* _OBJECTIVE_
Print all the records exactly, please.

* _INPUT ROWS_
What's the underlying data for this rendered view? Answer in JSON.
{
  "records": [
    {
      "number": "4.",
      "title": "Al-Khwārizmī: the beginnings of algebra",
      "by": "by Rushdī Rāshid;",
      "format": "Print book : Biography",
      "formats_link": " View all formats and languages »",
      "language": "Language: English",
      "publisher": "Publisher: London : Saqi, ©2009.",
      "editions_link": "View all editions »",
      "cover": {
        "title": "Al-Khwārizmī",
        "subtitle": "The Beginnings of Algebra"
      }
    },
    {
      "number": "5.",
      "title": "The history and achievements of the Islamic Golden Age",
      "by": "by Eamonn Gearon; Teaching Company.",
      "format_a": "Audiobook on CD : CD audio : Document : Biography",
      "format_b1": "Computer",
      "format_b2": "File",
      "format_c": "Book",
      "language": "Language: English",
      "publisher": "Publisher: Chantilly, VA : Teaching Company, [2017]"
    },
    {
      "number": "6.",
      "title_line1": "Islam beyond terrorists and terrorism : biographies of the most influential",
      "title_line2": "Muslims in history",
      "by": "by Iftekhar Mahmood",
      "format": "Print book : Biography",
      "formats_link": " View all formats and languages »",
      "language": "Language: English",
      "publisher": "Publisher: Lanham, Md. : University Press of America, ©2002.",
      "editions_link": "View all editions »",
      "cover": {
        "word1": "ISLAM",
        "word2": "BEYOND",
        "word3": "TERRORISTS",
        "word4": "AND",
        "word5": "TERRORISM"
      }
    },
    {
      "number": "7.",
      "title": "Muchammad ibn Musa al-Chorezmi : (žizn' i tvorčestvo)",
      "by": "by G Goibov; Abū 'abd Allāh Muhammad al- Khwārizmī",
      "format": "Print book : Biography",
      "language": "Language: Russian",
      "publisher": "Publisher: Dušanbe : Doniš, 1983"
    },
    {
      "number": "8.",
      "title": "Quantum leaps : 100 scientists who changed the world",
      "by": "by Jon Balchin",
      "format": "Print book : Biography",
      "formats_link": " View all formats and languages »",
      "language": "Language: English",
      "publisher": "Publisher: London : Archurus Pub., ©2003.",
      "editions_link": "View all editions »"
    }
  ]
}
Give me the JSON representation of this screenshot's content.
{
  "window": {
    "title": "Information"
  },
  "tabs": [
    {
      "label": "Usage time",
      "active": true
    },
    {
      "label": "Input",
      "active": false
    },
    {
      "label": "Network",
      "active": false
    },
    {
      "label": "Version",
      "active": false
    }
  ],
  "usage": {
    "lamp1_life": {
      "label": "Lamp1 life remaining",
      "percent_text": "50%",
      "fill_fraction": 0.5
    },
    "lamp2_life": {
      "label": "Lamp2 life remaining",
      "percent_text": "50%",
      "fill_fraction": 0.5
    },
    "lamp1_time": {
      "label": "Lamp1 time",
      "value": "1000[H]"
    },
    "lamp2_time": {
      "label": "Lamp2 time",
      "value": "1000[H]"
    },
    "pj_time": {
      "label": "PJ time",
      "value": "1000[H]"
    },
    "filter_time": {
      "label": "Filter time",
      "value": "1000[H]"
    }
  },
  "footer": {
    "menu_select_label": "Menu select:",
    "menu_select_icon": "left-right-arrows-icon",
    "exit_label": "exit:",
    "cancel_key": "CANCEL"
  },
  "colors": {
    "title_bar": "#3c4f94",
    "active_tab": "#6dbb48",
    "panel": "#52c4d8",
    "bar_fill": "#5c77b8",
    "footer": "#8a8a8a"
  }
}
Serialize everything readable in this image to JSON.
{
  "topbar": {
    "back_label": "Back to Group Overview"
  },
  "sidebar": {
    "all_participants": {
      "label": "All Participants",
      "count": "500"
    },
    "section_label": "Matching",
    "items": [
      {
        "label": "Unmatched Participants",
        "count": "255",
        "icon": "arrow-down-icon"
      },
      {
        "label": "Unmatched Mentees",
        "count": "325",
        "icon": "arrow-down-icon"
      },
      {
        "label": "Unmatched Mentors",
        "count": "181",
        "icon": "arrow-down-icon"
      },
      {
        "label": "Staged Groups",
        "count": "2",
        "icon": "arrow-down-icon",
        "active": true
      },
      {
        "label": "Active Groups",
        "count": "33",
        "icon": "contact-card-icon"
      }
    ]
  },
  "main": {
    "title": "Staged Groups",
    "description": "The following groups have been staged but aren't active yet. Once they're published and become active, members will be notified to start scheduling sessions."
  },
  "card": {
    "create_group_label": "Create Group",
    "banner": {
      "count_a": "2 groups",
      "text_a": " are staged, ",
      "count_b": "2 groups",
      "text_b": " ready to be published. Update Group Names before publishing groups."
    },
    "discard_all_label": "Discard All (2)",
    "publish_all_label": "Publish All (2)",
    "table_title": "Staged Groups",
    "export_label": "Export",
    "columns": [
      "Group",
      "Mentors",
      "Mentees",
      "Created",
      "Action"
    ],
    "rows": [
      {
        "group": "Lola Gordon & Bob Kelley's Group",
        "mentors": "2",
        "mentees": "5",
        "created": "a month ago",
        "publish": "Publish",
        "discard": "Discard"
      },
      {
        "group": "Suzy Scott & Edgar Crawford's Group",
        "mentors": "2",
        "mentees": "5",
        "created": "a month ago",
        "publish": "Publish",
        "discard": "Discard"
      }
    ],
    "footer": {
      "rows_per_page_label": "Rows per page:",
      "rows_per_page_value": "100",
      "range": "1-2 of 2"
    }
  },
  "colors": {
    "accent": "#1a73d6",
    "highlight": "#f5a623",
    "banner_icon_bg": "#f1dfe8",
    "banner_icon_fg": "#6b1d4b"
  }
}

* _EXPECTED OUTPUT_
What's the underlying data for this rendered view? Answer in JSON.
{
  "records": [
    {
      "number": "4.",
      "title": "Al-Khwārizmī: the beginnings of algebra",
      "by": "by Rushdī Rāshid;",
      "format": "Print book : Biography",
      "formats_link": " View all formats and languages »",
      "language": "Language: English",
      "publisher": "Publisher: London : Saqi, ©2009.",
      "editions_link": "View all editions »",
      "cover": {
        "title": "Al-Khwārizmī",
        "subtitle": "The Beginnings of Algebra"
      }
    },
    {
      "number": "5.",
      "title": "The history and achievements of the Islamic Golden Age",
      "by": "by Eamonn Gearon; Teaching Company.",
      "format_a": "Audiobook on CD : CD audio : Document : Biography",
      "format_b1": "Computer",
      "format_b2": "File",
      "format_c": "Book",
      "language": "Language: English",
      "publisher": "Publisher: Chantilly, VA : Teaching Company, [2017]"
    },
    {
      "number": "6.",
      "title_line1": "Islam beyond terrorists and terrorism : biographies of the most influential",
      "title_line2": "Muslims in history",
      "by": "by Iftekhar Mahmood",
      "format": "Print book : Biography",
      "formats_link": " View all formats and languages »",
      "language": "Language: English",
      "publisher": "Publisher: Lanham, Md. : University Press of America, ©2002.",
      "editions_link": "View all editions »",
      "cover": {
        "word1": "ISLAM",
        "word2": "BEYOND",
        "word3": "TERRORISTS",
        "word4": "AND",
        "word5": "TERRORISM"
      }
    },
    {
      "number": "7.",
      "title": "Muchammad ibn Musa al-Chorezmi : (žizn' i tvorčestvo)",
      "by": "by G Goibov; Abū 'abd Allāh Muhammad al- Khwārizmī",
      "format": "Print book : Biography",
      "language": "Language: Russian",
      "publisher": "Publisher: Dušanbe : Doniš, 1983"
    },
    {
      "number": "8.",
      "title": "Quantum leaps : 100 scientists who changed the world",
      "by": "by Jon Balchin",
      "format": "Print book : Biography",
      "formats_link": " View all formats and languages »",
      "language": "Language: English",
      "publisher": "Publisher: London : Archurus Pub., ©2003.",
      "editions_link": "View all editions »"
    }
  ]
}
Give me the JSON representation of this screenshot's content.
{
  "window": {
    "title": "Information"
  },
  "tabs": [
    {
      "label": "Usage time",
      "active": true
    },
    {
      "label": "Input",
      "active": false
    },
    {
      "label": "Network",
      "active": false
    },
    {
      "label": "Version",
      "active": false
    }
  ],
  "usage": {
    "lamp1_life": {
      "label": "Lamp1 life remaining",
      "percent_text": "50%",
      "fill_fraction": 0.5
    },
    "lamp2_life": {
      "label": "Lamp2 life remaining",
      "percent_text": "50%",
      "fill_fraction": 0.5
    },
    "lamp1_time": {
      "label": "Lamp1 time",
      "value": "1000[H]"
    },
    "lamp2_time": {
      "label": "Lamp2 time",
      "value": "1000[H]"
    },
    "pj_time": {
      "label": "PJ time",
      "value": "1000[H]"
    },
    "filter_time": {
      "label": "Filter time",
      "value": "1000[H]"
    }
  },
  "footer": {
    "menu_select_label": "Menu select:",
    "menu_select_icon": "left-right-arrows-icon",
    "exit_label": "exit:",
    "cancel_key": "CANCEL"
  },
  "colors": {
    "title_bar": "#3c4f94",
    "active_tab": "#6dbb48",
    "panel": "#52c4d8",
    "bar_fill": "#5c77b8",
    "footer": "#8a8a8a"
  }
}
Serialize everything readable in this image to JSON.
{
  "topbar": {
    "back_label": "Back to Group Overview"
  },
  "sidebar": {
    "all_participants": {
      "label": "All Participants",
      "count": "500"
    },
    "section_label": "Matching",
    "items": [
      {
        "label": "Unmatched Participants",
        "count": "255",
        "icon": "arrow-down-icon"
      },
      {
        "label": "Unmatched Mentees",
        "count": "325",
        "icon": "arrow-down-icon"
      },
      {
        "label": "Unmatched Mentors",
        "count": "181",
        "icon": "arrow-down-icon"
      },
      {
        "label": "Staged Groups",
        "count": "2",
        "icon": "arrow-down-icon",
        "active": true
      },
      {
        "label": "Active Groups",
        "count": "33",
        "icon": "contact-card-icon"
      }
    ]
  },
  "main": {
    "title": "Staged Groups",
    "description": "The following groups have been staged but aren't active yet. Once they're published and become active, members will be notified to start scheduling sessions."
  },
  "card": {
    "create_group_label": "Create Group",
    "banner": {
      "count_a": "2 groups",
      "text_a": " are staged, ",
      "count_b": "2 groups",
      "text_b": " ready to be published. Update Group Names before publishing groups."
    },
    "discard_all_label": "Discard All (2)",
    "publish_all_label": "Publish All (2)",
    "table_title": "Staged Groups",
    "export_label": "Export",
    "columns": [
      "Group",
      "Mentors",
      "Mentees",
      "Created",
      "Action"
    ],
    "rows": [
      {
        "group": "Lola Gordon & Bob Kelley's Group",
        "mentors": "2",
        "mentees": "5",
        "created": "a month ago",
        "publish": "Publish",
        "discard": "Discard"
      },
      {
        "group": "Suzy Scott & Edgar Crawford's Group",
        "mentors": "2",
        "mentees": "5",
        "created": "a month ago",
        "publish": "Publish",
        "discard": "Discard"
      }
    ],
    "footer": {
      "rows_per_page_label": "Rows per page:",
      "rows_per_page_value": "100",
      "range": "1-2 of 2"
    }
  },
  "colors": {
    "accent": "#1a73d6",
    "highlight": "#f5a623",
    "banner_icon_bg": "#f1dfe8",
    "banner_icon_fg": "#6b1d4b"
  }
}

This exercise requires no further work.